EXTRACTED ENTRIES

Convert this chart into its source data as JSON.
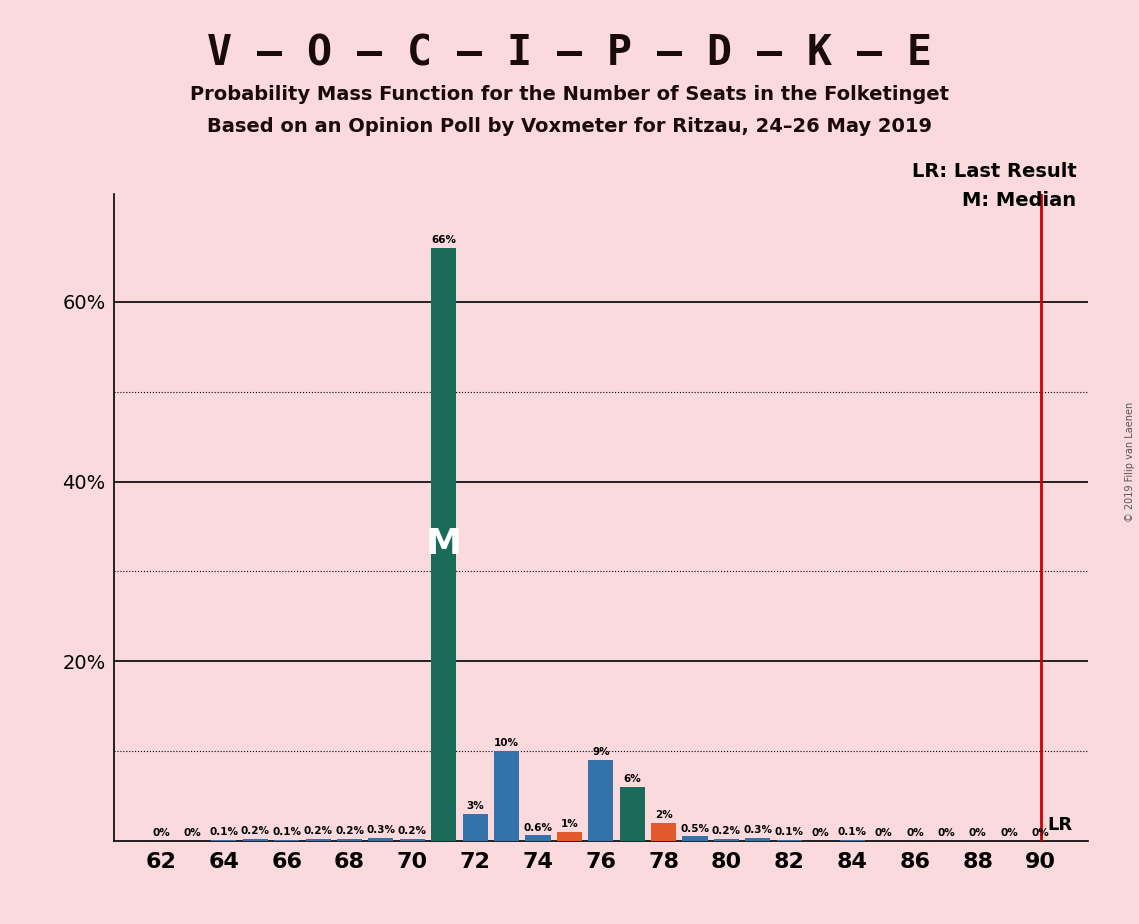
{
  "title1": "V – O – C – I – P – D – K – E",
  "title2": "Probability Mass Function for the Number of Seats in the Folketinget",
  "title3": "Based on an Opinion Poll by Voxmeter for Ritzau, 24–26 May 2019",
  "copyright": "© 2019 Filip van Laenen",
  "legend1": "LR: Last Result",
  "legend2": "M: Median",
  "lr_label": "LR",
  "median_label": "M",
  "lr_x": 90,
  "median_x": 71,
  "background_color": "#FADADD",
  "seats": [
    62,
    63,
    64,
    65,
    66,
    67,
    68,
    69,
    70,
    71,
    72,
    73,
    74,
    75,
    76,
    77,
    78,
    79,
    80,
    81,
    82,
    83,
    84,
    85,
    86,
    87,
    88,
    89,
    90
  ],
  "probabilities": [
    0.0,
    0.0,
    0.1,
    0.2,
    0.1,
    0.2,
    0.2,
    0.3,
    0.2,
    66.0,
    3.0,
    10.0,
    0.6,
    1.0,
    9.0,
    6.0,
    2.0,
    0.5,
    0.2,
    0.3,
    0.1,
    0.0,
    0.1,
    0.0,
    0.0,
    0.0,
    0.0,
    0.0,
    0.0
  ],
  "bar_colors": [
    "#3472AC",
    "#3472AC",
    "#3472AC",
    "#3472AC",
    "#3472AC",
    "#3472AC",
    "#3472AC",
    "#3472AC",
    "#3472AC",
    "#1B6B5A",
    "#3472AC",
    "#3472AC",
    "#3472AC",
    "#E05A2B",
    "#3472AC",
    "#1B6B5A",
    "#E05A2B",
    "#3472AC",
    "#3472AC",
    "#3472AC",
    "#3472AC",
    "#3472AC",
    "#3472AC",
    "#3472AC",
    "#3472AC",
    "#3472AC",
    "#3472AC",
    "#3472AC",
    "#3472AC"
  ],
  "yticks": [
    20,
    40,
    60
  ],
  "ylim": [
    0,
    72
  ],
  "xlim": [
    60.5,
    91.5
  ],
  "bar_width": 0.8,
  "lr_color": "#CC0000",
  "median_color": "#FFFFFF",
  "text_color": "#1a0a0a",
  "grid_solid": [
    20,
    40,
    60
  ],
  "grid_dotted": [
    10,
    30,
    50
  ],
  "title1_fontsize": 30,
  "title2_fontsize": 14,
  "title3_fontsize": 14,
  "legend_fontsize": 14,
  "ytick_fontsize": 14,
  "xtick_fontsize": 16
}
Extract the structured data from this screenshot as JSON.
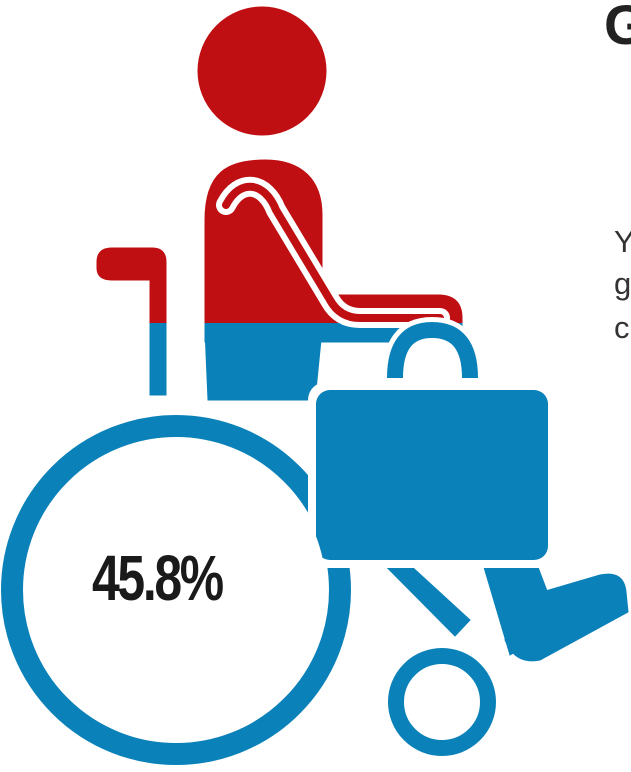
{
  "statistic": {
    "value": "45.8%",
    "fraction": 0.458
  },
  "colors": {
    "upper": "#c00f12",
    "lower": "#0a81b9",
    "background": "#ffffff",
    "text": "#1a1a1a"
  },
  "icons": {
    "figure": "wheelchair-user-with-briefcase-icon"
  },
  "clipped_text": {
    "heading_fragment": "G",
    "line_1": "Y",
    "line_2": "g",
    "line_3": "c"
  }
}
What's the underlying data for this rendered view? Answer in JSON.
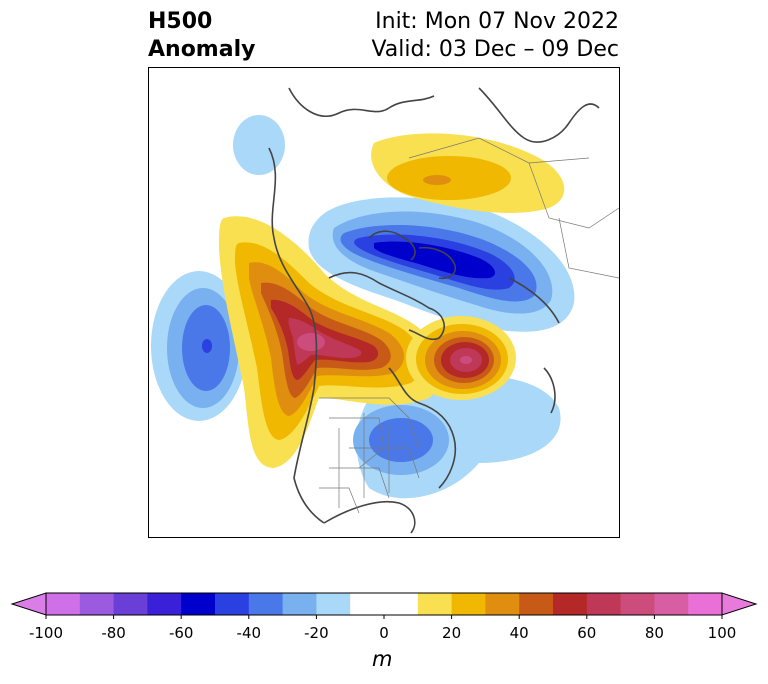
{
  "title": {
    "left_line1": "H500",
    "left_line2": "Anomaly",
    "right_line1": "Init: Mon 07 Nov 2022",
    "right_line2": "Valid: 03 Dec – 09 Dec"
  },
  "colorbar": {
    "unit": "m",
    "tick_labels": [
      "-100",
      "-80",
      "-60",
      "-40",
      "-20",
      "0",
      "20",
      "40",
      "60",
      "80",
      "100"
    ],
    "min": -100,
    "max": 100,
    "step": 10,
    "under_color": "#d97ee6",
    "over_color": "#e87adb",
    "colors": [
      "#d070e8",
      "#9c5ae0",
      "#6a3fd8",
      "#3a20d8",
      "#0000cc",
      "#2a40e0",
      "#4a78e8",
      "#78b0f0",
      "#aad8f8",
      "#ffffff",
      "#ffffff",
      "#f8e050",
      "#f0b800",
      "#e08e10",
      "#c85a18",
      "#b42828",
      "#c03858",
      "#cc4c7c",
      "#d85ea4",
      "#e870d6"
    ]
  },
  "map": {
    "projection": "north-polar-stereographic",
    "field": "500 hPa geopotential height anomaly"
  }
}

SHORT TASK
Omit the pictures, then quote the rest of the material above exactly.

TASK ANSWER
Convert this chart into its source data as JSON.
{
  "title1": "V – O – C – I – P – D – K – E",
  "title2": "Probability Mass Function for the Number of Seats in the Folketinget",
  "title3": "Based on an Opinion Poll by Voxmeter for Ritzau, 24–26 May 2019",
  "copyright": "© 2019 Filip van Laenen",
  "legend1": "LR: Last Result",
  "legend2": "M: Median",
  "lr_label": "LR",
  "median_label": "M",
  "lr_x": 90,
  "median_x": 71,
  "background_color": "#FADADD",
  "seats": [
    62,
    63,
    64,
    65,
    66,
    67,
    68,
    69,
    70,
    71,
    72,
    73,
    74,
    75,
    76,
    77,
    78,
    79,
    80,
    81,
    82,
    83,
    84,
    85,
    86,
    87,
    88,
    89,
    90
  ],
  "probabilities": [
    0.0,
    0.0,
    0.1,
    0.2,
    0.1,
    0.2,
    0.2,
    0.3,
    0.2,
    66.0,
    3.0,
    10.0,
    0.6,
    1.0,
    9.0,
    6.0,
    2.0,
    0.5,
    0.2,
    0.3,
    0.1,
    0.0,
    0.1,
    0.0,
    0.0,
    0.0,
    0.0,
    0.0,
    0.0
  ],
  "bar_colors": [
    "#3472AC",
    "#3472AC",
    "#3472AC",
    "#3472AC",
    "#3472AC",
    "#3472AC",
    "#3472AC",
    "#3472AC",
    "#3472AC",
    "#1B6B5A",
    "#3472AC",
    "#3472AC",
    "#3472AC",
    "#E05A2B",
    "#3472AC",
    "#1B6B5A",
    "#E05A2B",
    "#3472AC",
    "#3472AC",
    "#3472AC",
    "#3472AC",
    "#3472AC",
    "#3472AC",
    "#3472AC",
    "#3472AC",
    "#3472AC",
    "#3472AC",
    "#3472AC",
    "#3472AC"
  ],
  "yticks": [
    20,
    40,
    60
  ],
  "ylim": [
    0,
    72
  ],
  "xlim": [
    60.5,
    91.5
  ],
  "bar_width": 0.8,
  "lr_color": "#CC0000",
  "median_color": "#FFFFFF",
  "text_color": "#1a0a0a",
  "grid_solid": [
    20,
    40,
    60
  ],
  "grid_dotted": [
    10,
    30,
    50
  ],
  "title1_fontsize": 30,
  "title2_fontsize": 14,
  "title3_fontsize": 14,
  "legend_fontsize": 14,
  "ytick_fontsize": 14,
  "xtick_fontsize": 16
}
Extract the structured data from this screenshot as JSON.
{
  "statistic": {
    "value": "45.8%",
    "fraction": 0.458
  },
  "colors": {
    "upper": "#c00f12",
    "lower": "#0a81b9",
    "background": "#ffffff",
    "text": "#1a1a1a"
  },
  "icons": {
    "figure": "wheelchair-user-with-briefcase-icon"
  },
  "clipped_text": {
    "heading_fragment": "G",
    "line_1": "Y",
    "line_2": "g",
    "line_3": "c"
  }
}
What's the underlying data for this rendered view? Answer in JSON.
{
  "title": {
    "left_line1": "H500",
    "left_line2": "Anomaly",
    "right_line1": "Init: Mon 07 Nov 2022",
    "right_line2": "Valid: 03 Dec – 09 Dec"
  },
  "colorbar": {
    "unit": "m",
    "tick_labels": [
      "-100",
      "-80",
      "-60",
      "-40",
      "-20",
      "0",
      "20",
      "40",
      "60",
      "80",
      "100"
    ],
    "min": -100,
    "max": 100,
    "step": 10,
    "under_color": "#d97ee6",
    "over_color": "#e87adb",
    "colors": [
      "#d070e8",
      "#9c5ae0",
      "#6a3fd8",
      "#3a20d8",
      "#0000cc",
      "#2a40e0",
      "#4a78e8",
      "#78b0f0",
      "#aad8f8",
      "#ffffff",
      "#ffffff",
      "#f8e050",
      "#f0b800",
      "#e08e10",
      "#c85a18",
      "#b42828",
      "#c03858",
      "#cc4c7c",
      "#d85ea4",
      "#e870d6"
    ]
  },
  "map": {
    "projection": "north-polar-stereographic",
    "field": "500 hPa geopotential height anomaly"
  }
}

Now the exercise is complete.